**Required work**
Each record below is to be reproduced without any change.

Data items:
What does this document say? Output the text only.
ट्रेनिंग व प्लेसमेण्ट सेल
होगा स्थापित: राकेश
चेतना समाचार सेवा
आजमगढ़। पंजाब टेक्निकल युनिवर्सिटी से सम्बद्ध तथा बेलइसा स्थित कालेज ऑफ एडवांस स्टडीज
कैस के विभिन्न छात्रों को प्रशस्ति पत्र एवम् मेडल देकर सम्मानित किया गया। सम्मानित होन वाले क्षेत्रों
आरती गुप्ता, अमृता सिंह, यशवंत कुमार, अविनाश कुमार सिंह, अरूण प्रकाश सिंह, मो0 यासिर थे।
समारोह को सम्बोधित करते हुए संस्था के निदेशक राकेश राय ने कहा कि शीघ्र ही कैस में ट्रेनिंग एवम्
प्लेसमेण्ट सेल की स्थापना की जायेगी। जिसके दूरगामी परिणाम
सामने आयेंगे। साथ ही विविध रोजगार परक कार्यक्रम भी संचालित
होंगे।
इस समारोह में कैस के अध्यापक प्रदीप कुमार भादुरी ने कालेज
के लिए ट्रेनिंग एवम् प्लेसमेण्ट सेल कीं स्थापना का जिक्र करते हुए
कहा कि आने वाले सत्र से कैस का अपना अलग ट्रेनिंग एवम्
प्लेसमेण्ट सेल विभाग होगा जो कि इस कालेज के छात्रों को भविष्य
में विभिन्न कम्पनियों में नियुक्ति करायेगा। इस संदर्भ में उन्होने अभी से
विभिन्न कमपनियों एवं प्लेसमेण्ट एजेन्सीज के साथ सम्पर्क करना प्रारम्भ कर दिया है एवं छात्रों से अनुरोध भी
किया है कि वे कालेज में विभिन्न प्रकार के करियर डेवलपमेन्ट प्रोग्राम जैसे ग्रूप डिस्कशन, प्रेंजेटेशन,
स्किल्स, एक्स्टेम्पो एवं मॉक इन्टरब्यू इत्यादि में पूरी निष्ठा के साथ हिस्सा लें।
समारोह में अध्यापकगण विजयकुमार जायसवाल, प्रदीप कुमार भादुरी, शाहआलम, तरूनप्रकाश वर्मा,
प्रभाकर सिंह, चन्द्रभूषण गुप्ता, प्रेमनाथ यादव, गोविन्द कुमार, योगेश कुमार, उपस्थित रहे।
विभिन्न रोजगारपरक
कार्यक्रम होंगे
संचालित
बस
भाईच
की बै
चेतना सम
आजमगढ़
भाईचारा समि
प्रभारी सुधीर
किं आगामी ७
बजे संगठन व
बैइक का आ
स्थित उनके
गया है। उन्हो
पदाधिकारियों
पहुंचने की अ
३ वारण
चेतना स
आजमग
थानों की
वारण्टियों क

**Output for this exercise**
What does this document say? Output the text only.
ट्रेनिंग व प्लेसमेण्ट सेल
होगा स्थापित: राकेश
चेतना समाचार सेवा
आजमगढ़। पंजाब टेक्निकल युनिवर्सिटी से सम्बद्ध तथा बेलइसा स्थित कालेज ऑफ एडवांस स्टडीज
कैस के विभिन्न छात्रों को प्रशस्ति पत्र एवम् मेडल देकर सम्मानित किया गया। सम्मानित होन वाले क्षेत्रों
आरती गुप्ता, अमृता सिंह, यशवंत कुमार, अविनाश कुमार सिंह, अरूण प्रकाश सिंह, मो0 यासिर थे।
समारोह को सम्बोधित करते हुए संस्था के निदेशक राकेश राय ने कहा कि शीघ्र ही कैस में ट्रेनिंग एवम्
प्लेसमेण्ट सेल की स्थापना की जायेगी। जिसके दूरगामी परिणाम
सामने आयेंगे। साथ ही विविध रोजगार परक कार्यक्रम भी संचालित
होंगे।
इस समारोह में कैस के अध्यापक प्रदीप कुमार भादुरी ने कालेज
के लिए ट्रेनिंग एवम् प्लेसमेण्ट सेल कीं स्थापना का जिक्र करते हुए
कहा कि आने वाले सत्र से कैस का अपना अलग ट्रेनिंग एवम्
प्लेसमेण्ट सेल विभाग होगा जो कि इस कालेज के छात्रों को भविष्य
में विभिन्न कम्पनियों में नियुक्ति करायेगा। इस संदर्भ में उन्होने अभी से
विभिन्न कमपनियों एवं प्लेसमेण्ट एजेन्सीज के साथ सम्पर्क करना प्रारम्भ कर दिया है एवं छात्रों से अनुरोध भी
किया है कि वे कालेज में विभिन्न प्रकार के करियर डेवलपमेन्ट प्रोग्राम जैसे ग्रूप डिस्कशन, प्रेंजेटेशन,
स्किल्स, एक्स्टेम्पो एवं मॉक इन्टरब्यू इत्यादि में पूरी निष्ठा के साथ हिस्सा लें।
समारोह में अध्यापकगण विजयकुमार जायसवाल, प्रदीप कुमार भादुरी, शाहआलम, तरूनप्रकाश वर्मा,
प्रभाकर सिंह, चन्द्रभूषण गुप्ता, प्रेमनाथ यादव, गोविन्द कुमार, योगेश कुमार, उपस्थित रहे।
विभिन्न रोजगारपरक
कार्यक्रम होंगे
संचालित
बस
भाईच
की बै
चेतना सम
आजमगढ़
भाईचारा समि
प्रभारी सुधीर
किं आगामी ७
बजे संगठन व
बैइक का आ
स्थित उनके
गया है। उन्हो
पदाधिकारियों
पहुंचने की अ
३ वारण
चेतना स
आजमग
थानों की
वारण्टियों क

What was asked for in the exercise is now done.